Start

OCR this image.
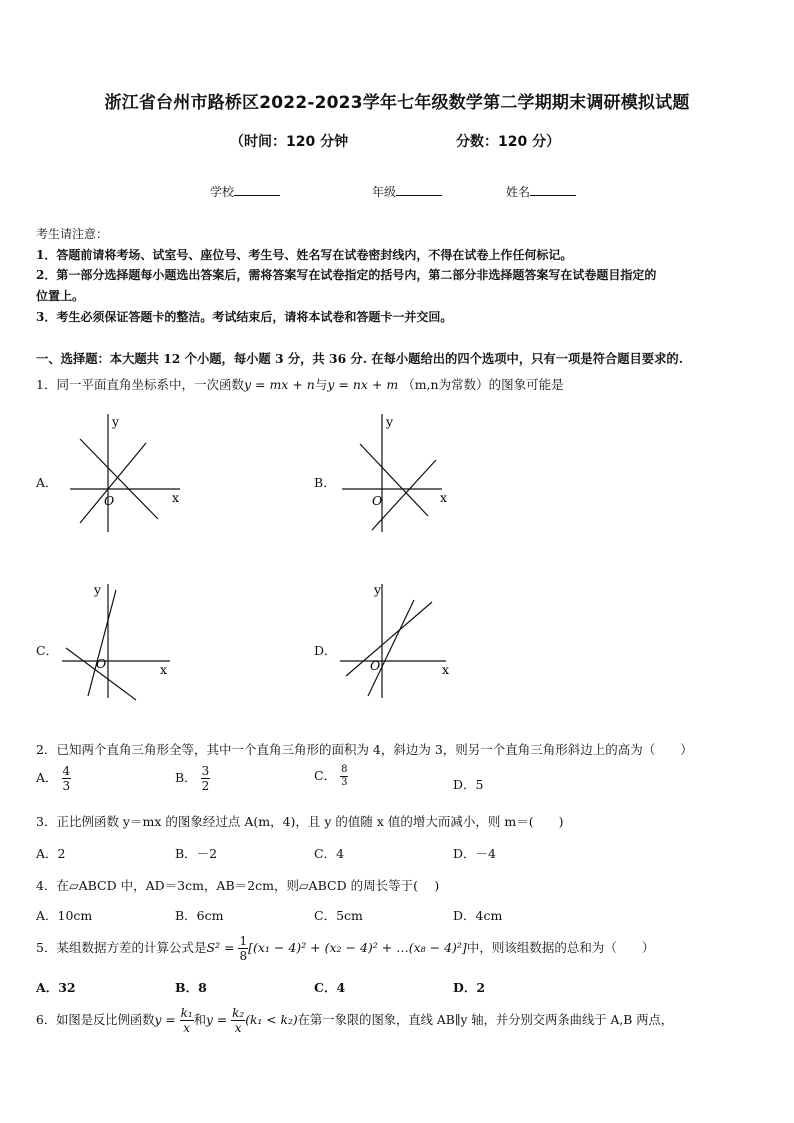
浙江省台州市路桥区2022-2023学年七年级数学第二学期期末调研模拟试题
（时间：120 分钟	分数：120 分）
学校	年级	姓名
考生请注意：
1．答题前请将考场、试室号、座位号、考生号、姓名写在试卷密封线内，不得在试卷上作任何标记。
2．第一部分选择题每小题选出答案后，需将答案写在试卷指定的括号内，第二部分非选择题答案写在试卷题目指定的
位置上。
3．考生必须保证答题卡的整洁。考试结束后，请将本试卷和答题卡一并交回。
一、选择题：本大题共 12 个小题，每小题 3 分，共 36 分. 在每小题给出的四个选项中，只有一项是符合题目要求的.
1．同一平面直角坐标系中，一次函数y = mx + n与y = nx + m （m,n为常数）的图象可能是
A．	B．
C．	D．
x
y
O	x
y
O
x
y
O	x
y
O
2．已知两个直角三角形全等，其中一个直角三角形的面积为 4，斜边为 3，则另一个直角三角形斜边上的高为（　　）
A． $\frac{4}{3}$	B． $\frac{3}{2}$	C． $\frac{8}{3}$	D．5
3．正比例函数 y＝mx 的图象经过点 A(m，4)，且 y 的值随 x 值的增大而减小，则 m＝(　　)
A．2	B．－2	C．4	D．－4
4．在▱ABCD 中，AD＝3cm，AB＝2cm，则▱ABCD 的周长等于(　 )
A．10cm	B．6cm	C．5cm	D．4cm
5．某组数据方差的计算公式是$S^2 = \frac{1}{8} [(x_1 - 4)^2 + (x_2 - 4)^2$ + …(x₈ − 4)²]中，则该组数据的总和为（　　）
A．32	B．8	C．4	D．2
6．如图是反比例函数$y = \frac{\text{k₁}}{x}$ 和$y = \frac{\text{k₂}}{x} (k_1 < k_2)$在第一象限的图象，直线 AB∥y 轴，并分别交两条曲线于 A,B 两点，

End

● TASK: Omit the pictures, and quote the material above exactly as given.

● EXPECTED ANSWER:
OCR this image.
浙江省台州市路桥区2022-2023学年七年级数学第二学期期末调研模拟试题
（时间：120 分钟	分数：120 分）
学校	年级	姓名
考生请注意：
1．答题前请将考场、试室号、座位号、考生号、姓名写在试卷密封线内，不得在试卷上作任何标记。
2．第一部分选择题每小题选出答案后，需将答案写在试卷指定的括号内，第二部分非选择题答案写在试卷题目指定的
位置上。
3．考生必须保证答题卡的整洁。考试结束后，请将本试卷和答题卡一并交回。
一、选择题：本大题共 12 个小题，每小题 3 分，共 36 分. 在每小题给出的四个选项中，只有一项是符合题目要求的.
1．同一平面直角坐标系中，一次函数y = mx + n与y = nx + m （m,n为常数）的图象可能是
A．	B．
C．	D．
x
y
O	x
y
O
x
y
O	x
y
O
2．已知两个直角三角形全等，其中一个直角三角形的面积为 4，斜边为 3，则另一个直角三角形斜边上的高为（　　）
A． $\frac{4}{3}$	B． $\frac{3}{2}$	C． $\frac{8}{3}$	D．5
3．正比例函数 y＝mx 的图象经过点 A(m，4)，且 y 的值随 x 值的增大而减小，则 m＝(　　)
A．2	B．－2	C．4	D．－4
4．在▱ABCD 中，AD＝3cm，AB＝2cm，则▱ABCD 的周长等于(　 )
A．10cm	B．6cm	C．5cm	D．4cm
5．某组数据方差的计算公式是$S^2 = \frac{1}{8} [(x_1 - 4)^2 + (x_2 - 4)^2$ + …(x₈ − 4)²]中，则该组数据的总和为（　　）
A．32	B．8	C．4	D．2
6．如图是反比例函数$y = \frac{\text{k₁}}{x}$ 和$y = \frac{\text{k₂}}{x} (k_1 < k_2)$在第一象限的图象，直线 AB∥y 轴，并分别交两条曲线于 A,B 两点，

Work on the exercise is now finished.